>>>>

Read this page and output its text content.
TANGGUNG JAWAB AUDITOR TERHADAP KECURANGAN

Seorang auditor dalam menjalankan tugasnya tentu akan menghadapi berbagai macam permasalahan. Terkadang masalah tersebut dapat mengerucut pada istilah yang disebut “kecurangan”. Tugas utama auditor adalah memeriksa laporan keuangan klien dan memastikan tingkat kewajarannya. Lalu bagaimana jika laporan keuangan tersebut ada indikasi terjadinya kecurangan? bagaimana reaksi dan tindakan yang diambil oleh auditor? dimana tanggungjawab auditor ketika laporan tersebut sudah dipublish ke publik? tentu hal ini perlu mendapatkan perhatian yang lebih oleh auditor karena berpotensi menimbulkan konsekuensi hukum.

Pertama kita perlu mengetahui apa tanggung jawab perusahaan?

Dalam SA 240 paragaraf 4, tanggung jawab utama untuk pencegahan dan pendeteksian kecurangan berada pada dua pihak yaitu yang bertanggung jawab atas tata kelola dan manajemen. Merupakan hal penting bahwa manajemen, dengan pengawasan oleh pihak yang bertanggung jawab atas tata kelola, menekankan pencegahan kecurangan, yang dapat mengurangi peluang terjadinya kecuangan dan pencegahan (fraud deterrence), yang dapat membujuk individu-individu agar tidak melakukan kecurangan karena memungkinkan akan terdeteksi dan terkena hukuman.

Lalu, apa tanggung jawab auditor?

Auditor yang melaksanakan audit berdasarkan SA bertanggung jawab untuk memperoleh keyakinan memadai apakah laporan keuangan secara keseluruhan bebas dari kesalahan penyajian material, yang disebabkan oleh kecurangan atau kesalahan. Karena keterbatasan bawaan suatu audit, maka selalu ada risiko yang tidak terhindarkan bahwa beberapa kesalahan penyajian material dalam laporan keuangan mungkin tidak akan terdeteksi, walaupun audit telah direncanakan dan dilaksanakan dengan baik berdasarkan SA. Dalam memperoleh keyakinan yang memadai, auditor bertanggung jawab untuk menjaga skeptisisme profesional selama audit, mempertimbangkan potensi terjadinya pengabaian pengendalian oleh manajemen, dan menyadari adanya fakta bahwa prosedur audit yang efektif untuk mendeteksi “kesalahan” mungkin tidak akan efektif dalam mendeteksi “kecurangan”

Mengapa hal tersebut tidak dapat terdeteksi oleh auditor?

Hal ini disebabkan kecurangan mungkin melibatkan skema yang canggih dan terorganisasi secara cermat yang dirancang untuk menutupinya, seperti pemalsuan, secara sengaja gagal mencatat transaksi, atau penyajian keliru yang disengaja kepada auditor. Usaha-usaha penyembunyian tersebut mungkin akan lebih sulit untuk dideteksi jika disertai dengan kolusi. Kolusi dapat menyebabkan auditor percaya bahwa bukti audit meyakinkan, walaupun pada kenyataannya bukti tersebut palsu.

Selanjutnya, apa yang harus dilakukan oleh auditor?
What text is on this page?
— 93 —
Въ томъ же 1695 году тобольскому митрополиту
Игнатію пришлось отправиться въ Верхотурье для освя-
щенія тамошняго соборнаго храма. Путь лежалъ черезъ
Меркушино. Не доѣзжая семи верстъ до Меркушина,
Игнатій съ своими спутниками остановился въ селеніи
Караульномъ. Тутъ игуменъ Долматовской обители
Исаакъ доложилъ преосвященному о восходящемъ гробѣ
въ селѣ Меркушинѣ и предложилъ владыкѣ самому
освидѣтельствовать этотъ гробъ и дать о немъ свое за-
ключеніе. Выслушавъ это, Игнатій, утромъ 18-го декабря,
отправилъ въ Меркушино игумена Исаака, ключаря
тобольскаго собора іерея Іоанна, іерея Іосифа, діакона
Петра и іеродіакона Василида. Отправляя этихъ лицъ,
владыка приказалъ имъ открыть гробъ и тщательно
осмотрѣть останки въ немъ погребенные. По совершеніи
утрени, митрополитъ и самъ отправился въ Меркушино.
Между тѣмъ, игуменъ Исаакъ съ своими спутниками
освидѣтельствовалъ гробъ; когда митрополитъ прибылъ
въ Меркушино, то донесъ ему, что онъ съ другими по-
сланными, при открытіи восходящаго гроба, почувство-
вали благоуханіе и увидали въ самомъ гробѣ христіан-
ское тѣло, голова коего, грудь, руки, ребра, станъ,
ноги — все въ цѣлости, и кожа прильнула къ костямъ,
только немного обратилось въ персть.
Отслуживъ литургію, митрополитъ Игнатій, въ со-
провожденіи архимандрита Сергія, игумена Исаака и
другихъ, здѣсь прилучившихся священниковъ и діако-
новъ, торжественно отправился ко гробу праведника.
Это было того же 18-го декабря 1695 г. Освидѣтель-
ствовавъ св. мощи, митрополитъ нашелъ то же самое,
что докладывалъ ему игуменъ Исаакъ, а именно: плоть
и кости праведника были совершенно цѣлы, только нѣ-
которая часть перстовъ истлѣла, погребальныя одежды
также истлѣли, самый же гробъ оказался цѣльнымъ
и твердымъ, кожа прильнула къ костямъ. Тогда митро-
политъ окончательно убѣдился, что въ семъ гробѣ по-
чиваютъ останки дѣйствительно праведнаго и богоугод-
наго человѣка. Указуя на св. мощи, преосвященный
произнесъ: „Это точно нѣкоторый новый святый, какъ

<<<<

Written problem>
Say how many lines of the data hold the string "penyajian". Reply with the number alone.

Exercise answer>
2